__Document excerpt__:
※ ※ ※

Prudential Financial (NYSE:PRU)appears to be a great bet on increasing valuation multiples over the next couple of years. In addition, Prudential Financial, an industry leader in the life insurance space, could profit from further premium growth in both the U.S. and Japan as well as from a solidifying economic recovery.
I have been an outspoken bull on insurance companies for a long time and I still cannot help but like them. This is even more true when market leaders are concerned that have a lot of potential to grow earnings as the economy continues to improve.
To some extent, it is really an old song that is being played here: Financial businesses are top beneficiaries of an economic expansion as compared to defensive businesses such as telecoms or utilities which face a rather stable cash flow stream across business cycles. Consequently, I expect insurance companies to do extraordinarily well over the next two to three years. Of course, no one has a crystal ball, and even these bullish indicators may not be enough to cause the stock to rise -- other events could intervene. That said, let's dive right in.
1. Earnings growth and high profitability
Prudential has already benefited from stronger earnings over the last couple of years as well as higher profitability measures and I expect this trend to continue.
While past performance records are not necessarily to be extrapolated, good records suggest that a company will be able to continue to perform equally well in the future.
With a return of equity of more than 15% in 2013, Prudential Financial has materially improved the efficiency of its operations since 2010 which should serve the company well going into an expansionary phase of the business cycle.
If Prudential Financial sees further premium growth over the next couple of quarters, the insurance company might be able to deliver quite a few handsome surprises on the earnings front which should help boost its stock price and company valuation.
2. Strong growth opportunity in Japan
Particularly noteworthy is Prudential's strong market position in the second largest market for life insurance companies: Japan.
Japan is a very attractive market for Prudential as well as other life insurance companies, and poses significant growth potential. According to information from insurance company Swiss Re and Bloomberg, Japanese life insurance premiums stood at a whopping $524 billion in 2012: a huge growth opportunity for Prudential.

※ ※ ※

__Given problem A__:
Transcribe everything in the Prudential Financial article from "To some extent, it" down to "trend to continue.".
The records after this point bear no relation to the Prudential Financial article.

※ ※ ※

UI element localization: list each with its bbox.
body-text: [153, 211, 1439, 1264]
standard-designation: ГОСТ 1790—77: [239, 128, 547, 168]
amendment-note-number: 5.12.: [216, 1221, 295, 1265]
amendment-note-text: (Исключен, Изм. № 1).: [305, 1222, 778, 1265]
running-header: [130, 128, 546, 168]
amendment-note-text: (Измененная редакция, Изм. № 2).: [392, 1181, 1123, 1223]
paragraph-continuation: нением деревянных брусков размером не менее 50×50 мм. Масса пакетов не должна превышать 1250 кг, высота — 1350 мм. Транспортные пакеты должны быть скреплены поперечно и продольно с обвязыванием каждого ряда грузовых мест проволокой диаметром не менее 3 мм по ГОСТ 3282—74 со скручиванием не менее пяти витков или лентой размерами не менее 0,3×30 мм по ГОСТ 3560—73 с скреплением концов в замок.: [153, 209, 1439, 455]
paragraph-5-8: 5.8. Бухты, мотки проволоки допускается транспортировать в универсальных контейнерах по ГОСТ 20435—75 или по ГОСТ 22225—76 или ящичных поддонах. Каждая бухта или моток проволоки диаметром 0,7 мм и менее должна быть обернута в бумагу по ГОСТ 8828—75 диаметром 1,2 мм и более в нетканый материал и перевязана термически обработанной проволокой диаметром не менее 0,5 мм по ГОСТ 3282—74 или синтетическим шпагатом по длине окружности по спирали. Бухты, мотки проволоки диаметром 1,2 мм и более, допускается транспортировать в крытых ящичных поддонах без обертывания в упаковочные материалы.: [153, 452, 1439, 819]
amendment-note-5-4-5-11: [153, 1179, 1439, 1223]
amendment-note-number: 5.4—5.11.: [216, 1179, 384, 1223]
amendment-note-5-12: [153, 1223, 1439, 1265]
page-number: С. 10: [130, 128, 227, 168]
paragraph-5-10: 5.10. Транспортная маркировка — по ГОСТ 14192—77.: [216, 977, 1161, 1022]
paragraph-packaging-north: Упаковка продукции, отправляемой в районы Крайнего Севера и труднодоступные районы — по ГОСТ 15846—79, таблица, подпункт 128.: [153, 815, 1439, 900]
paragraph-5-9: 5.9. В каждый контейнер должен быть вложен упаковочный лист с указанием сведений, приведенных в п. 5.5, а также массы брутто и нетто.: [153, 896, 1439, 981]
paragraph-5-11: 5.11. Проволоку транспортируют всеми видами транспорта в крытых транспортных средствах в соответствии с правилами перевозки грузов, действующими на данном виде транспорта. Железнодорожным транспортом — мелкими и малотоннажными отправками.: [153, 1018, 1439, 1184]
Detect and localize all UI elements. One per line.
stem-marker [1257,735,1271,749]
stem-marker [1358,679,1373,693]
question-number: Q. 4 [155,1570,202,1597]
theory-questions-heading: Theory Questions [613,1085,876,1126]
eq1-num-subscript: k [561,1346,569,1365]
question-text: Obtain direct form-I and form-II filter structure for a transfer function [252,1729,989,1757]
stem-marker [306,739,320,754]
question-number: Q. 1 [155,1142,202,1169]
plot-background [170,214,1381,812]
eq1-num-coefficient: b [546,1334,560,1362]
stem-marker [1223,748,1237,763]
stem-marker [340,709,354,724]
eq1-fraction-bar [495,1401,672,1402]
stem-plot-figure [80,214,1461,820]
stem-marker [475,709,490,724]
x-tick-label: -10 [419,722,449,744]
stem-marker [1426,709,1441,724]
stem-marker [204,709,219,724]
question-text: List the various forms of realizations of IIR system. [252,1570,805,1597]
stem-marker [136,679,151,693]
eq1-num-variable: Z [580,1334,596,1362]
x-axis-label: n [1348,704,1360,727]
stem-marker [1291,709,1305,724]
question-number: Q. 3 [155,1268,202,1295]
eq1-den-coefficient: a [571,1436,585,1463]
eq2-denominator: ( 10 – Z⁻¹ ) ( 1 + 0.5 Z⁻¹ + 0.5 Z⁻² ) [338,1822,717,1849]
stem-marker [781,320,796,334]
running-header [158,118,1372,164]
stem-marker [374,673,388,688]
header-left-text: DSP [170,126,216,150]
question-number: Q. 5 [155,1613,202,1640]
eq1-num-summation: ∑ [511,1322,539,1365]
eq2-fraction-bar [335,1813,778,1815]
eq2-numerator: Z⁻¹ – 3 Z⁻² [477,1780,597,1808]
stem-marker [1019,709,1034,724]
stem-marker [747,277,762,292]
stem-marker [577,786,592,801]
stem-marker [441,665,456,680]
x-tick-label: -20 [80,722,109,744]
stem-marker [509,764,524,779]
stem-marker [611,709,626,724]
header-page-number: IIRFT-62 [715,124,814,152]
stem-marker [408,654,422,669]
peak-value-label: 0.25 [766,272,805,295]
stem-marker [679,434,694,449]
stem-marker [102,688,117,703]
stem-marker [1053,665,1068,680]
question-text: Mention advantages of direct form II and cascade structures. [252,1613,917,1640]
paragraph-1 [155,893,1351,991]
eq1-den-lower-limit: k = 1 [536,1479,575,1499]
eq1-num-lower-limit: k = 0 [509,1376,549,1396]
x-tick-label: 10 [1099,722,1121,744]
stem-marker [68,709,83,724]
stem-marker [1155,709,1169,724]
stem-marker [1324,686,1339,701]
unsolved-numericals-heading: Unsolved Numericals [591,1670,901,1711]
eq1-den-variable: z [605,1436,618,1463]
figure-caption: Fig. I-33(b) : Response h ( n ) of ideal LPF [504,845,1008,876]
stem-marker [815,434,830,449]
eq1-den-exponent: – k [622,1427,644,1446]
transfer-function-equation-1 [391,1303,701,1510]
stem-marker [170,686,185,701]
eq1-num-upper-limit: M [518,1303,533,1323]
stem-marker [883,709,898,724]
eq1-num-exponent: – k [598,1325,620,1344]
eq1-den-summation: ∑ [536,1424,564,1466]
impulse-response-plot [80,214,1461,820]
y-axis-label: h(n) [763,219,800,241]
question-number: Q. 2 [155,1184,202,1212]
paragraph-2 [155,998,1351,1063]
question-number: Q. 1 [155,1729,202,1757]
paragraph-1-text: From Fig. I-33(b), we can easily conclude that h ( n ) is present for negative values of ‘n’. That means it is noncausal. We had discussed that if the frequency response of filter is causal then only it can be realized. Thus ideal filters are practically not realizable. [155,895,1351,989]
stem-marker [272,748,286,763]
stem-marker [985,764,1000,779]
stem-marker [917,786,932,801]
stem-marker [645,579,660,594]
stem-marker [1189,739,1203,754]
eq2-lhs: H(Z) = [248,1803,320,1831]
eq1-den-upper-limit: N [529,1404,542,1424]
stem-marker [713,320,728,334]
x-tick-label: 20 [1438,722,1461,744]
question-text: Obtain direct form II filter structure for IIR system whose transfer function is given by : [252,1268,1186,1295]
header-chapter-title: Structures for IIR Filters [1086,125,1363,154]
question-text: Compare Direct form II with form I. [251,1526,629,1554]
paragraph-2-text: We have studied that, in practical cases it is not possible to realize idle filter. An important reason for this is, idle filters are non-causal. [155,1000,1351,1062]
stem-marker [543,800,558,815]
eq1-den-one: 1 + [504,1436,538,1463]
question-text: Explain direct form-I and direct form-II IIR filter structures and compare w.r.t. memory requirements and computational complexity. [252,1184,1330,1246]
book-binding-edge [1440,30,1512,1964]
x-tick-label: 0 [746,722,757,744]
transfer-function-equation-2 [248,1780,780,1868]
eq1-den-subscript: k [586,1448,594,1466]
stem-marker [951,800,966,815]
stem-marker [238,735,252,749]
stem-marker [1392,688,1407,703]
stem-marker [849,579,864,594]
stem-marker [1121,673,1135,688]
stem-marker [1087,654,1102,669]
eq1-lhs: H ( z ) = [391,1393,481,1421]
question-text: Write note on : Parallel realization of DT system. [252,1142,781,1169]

※ ※ ※

__Given problem B__:
Rewrite everything in the records from the first line down to the line containing "paragraph-continuation: нением деревянных", replacing "amendment-note-text" with "amendment-note-body" and leaving all else unchanged. Return only those lines.

__Solution A__:
To some extent, it is really an old song that is being played here: Financial businesses are top beneficiaries of an economic expansion as compared to defensive businesses such as telecoms or utilities which face a rather stable cash flow stream across business cycles. Consequently, I expect insurance companies to do extraordinarily well over the next two to three years. Of course, no one has a crystal ball, and even these bullish indicators may not be enough to cause the stock to rise -- other events could intervene. That said, let's dive right in.
1. Earnings growth and high profitability
Prudential has already benefited from stronger earnings over the last couple of years as well as higher profitability measures and I expect this trend to continue.

__Solution B__:
UI element localization: list each with its bbox.
body-text: [153, 211, 1439, 1264]
standard-designation: ГОСТ 1790—77: [239, 128, 547, 168]
amendment-note-number: 5.12.: [216, 1221, 295, 1265]
amendment-note-body: (Исключен, Изм. № 1).: [305, 1222, 778, 1265]
running-header: [130, 128, 546, 168]
amendment-note-body: (Измененная редакция, Изм. № 2).: [392, 1181, 1123, 1223]
paragraph-continuation: нением деревянных брусков размером не менее 50×50 мм. Масса пакетов не должна превышать 1250 кг, высота — 1350 мм. Транспортные пакеты должны быть скреплены поперечно и продольно с обвязыванием каждого ряда грузовых мест проволокой диаметром не менее 3 мм по ГОСТ 3282—74 со скручиванием не менее пяти витков или лентой размерами не менее 0,3×30 мм по ГОСТ 3560—73 с скреплением концов в замок.: [153, 209, 1439, 455]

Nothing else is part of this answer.